• WHAT THE TASK ASKS: Write out all of the entries exactly as given.

• Figure record listings:
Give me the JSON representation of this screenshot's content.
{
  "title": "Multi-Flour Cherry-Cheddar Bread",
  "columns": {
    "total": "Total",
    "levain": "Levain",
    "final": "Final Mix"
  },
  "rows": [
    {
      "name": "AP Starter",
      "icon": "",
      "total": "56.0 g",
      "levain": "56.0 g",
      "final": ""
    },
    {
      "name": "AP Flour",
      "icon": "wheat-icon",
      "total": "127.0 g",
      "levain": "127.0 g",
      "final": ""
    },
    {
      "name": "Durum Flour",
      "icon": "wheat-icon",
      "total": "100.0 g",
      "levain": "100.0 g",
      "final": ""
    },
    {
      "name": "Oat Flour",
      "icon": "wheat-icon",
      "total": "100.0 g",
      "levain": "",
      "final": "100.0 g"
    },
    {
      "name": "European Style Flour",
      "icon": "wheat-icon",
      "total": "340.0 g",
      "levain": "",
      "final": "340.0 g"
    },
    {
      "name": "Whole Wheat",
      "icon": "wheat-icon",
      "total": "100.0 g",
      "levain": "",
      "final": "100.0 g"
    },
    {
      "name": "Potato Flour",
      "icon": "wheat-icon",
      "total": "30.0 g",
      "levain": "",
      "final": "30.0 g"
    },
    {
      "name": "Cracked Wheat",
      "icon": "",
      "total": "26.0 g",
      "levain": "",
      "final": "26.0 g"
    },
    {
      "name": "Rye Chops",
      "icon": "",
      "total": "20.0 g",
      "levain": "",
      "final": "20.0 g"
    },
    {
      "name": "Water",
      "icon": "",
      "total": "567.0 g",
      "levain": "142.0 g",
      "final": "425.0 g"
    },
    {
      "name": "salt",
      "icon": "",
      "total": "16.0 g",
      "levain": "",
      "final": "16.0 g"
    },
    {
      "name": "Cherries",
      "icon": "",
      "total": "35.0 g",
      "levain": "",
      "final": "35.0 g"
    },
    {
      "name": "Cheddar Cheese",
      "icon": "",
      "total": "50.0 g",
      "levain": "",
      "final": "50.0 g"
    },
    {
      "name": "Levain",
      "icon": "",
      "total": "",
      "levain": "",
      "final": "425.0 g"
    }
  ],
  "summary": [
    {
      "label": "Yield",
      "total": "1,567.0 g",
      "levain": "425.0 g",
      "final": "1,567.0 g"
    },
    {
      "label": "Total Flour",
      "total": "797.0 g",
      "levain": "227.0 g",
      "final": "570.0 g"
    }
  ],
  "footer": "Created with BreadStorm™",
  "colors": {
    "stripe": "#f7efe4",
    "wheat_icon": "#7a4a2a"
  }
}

• SOLUTION:
Give me the JSON representation of this screenshot's content.
{
  "title": "Multi-Flour Cherry-Cheddar Bread",
  "columns": {
    "total": "Total",
    "levain": "Levain",
    "final": "Final Mix"
  },
  "rows": [
    {
      "name": "AP Starter",
      "icon": "",
      "total": "56.0 g",
      "levain": "56.0 g",
      "final": ""
    },
    {
      "name": "AP Flour",
      "icon": "wheat-icon",
      "total": "127.0 g",
      "levain": "127.0 g",
      "final": ""
    },
    {
      "name": "Durum Flour",
      "icon": "wheat-icon",
      "total": "100.0 g",
      "levain": "100.0 g",
      "final": ""
    },
    {
      "name": "Oat Flour",
      "icon": "wheat-icon",
      "total": "100.0 g",
      "levain": "",
      "final": "100.0 g"
    },
    {
      "name": "European Style Flour",
      "icon": "wheat-icon",
      "total": "340.0 g",
      "levain": "",
      "final": "340.0 g"
    },
    {
      "name": "Whole Wheat",
      "icon": "wheat-icon",
      "total": "100.0 g",
      "levain": "",
      "final": "100.0 g"
    },
    {
      "name": "Potato Flour",
      "icon": "wheat-icon",
      "total": "30.0 g",
      "levain": "",
      "final": "30.0 g"
    },
    {
      "name": "Cracked Wheat",
      "icon": "",
      "total": "26.0 g",
      "levain": "",
      "final": "26.0 g"
    },
    {
      "name": "Rye Chops",
      "icon": "",
      "total": "20.0 g",
      "levain": "",
      "final": "20.0 g"
    },
    {
      "name": "Water",
      "icon": "",
      "total": "567.0 g",
      "levain": "142.0 g",
      "final": "425.0 g"
    },
    {
      "name": "salt",
      "icon": "",
      "total": "16.0 g",
      "levain": "",
      "final": "16.0 g"
    },
    {
      "name": "Cherries",
      "icon": "",
      "total": "35.0 g",
      "levain": "",
      "final": "35.0 g"
    },
    {
      "name": "Cheddar Cheese",
      "icon": "",
      "total": "50.0 g",
      "levain": "",
      "final": "50.0 g"
    },
    {
      "name": "Levain",
      "icon": "",
      "total": "",
      "levain": "",
      "final": "425.0 g"
    }
  ],
  "summary": [
    {
      "label": "Yield",
      "total": "1,567.0 g",
      "levain": "425.0 g",
      "final": "1,567.0 g"
    },
    {
      "label": "Total Flour",
      "total": "797.0 g",
      "levain": "227.0 g",
      "final": "570.0 g"
    }
  ],
  "footer": "Created with BreadStorm™",
  "colors": {
    "stripe": "#f7efe4",
    "wheat_icon": "#7a4a2a"
  }
}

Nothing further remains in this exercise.